-- START OF Data for the task --
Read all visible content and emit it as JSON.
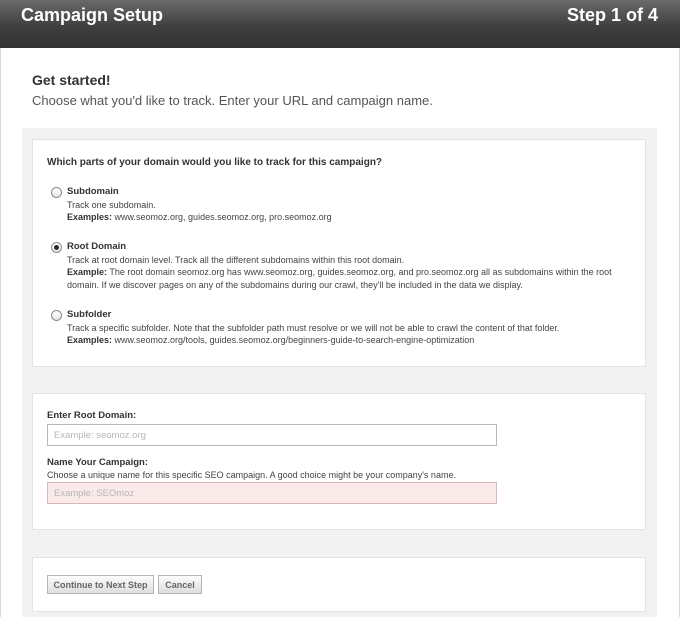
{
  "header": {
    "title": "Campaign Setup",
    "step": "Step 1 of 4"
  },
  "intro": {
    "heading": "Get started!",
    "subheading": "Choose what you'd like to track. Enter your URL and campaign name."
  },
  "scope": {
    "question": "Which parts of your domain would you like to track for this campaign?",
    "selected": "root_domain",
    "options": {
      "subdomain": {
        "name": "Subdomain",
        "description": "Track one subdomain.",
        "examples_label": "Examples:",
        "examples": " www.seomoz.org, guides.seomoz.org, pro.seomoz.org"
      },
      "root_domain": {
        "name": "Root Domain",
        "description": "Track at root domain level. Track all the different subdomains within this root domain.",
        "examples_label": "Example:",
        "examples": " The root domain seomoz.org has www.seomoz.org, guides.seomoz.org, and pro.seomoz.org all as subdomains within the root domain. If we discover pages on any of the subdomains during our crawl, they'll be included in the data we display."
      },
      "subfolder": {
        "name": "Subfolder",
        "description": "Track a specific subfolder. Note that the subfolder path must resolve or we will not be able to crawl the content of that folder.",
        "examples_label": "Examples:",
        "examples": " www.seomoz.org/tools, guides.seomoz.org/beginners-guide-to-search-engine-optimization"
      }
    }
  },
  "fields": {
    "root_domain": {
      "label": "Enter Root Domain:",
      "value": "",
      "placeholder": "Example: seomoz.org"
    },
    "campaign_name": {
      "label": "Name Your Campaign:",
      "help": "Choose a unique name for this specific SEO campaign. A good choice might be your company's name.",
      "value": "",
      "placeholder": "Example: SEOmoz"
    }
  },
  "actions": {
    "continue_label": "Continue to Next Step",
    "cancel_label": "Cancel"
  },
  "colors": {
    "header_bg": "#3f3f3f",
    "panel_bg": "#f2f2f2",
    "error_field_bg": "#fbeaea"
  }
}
-- END OF Data for the task --
-- START OF Data for the task --
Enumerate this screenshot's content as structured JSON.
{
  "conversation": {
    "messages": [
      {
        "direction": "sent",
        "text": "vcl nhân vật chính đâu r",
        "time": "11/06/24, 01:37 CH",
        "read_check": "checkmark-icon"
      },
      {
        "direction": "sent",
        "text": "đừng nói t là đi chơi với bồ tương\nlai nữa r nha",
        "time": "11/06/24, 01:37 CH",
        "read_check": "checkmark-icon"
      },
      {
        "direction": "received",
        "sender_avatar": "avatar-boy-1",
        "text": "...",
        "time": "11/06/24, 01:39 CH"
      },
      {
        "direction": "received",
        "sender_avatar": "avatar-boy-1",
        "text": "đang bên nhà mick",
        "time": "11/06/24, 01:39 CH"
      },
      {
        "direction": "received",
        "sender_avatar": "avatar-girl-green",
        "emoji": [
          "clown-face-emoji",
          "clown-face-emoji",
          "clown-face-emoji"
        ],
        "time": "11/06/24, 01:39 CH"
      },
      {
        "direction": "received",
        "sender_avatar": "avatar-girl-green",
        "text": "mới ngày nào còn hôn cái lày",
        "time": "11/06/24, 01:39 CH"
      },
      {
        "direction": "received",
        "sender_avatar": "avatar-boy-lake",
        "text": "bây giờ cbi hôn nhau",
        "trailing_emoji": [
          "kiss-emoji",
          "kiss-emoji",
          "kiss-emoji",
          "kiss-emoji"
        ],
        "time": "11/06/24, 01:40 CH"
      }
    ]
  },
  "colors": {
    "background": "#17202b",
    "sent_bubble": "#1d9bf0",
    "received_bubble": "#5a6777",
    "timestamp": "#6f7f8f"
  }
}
-- END OF Data for the task --
* To do *
Where does the word "text" appear in the listing? List each line that holds it.

* Solved exercise *
        "text": "vcl nhân vật chính đâu r",
        "text": "đừng nói t là đi chơi với bồ tương\nlai nữa r nha",
        "text": "...",
        "text": "đang bên nhà mick",
        "text": "mới ngày nào còn hôn cái lày",
        "text": "bây giờ cbi hôn nhau",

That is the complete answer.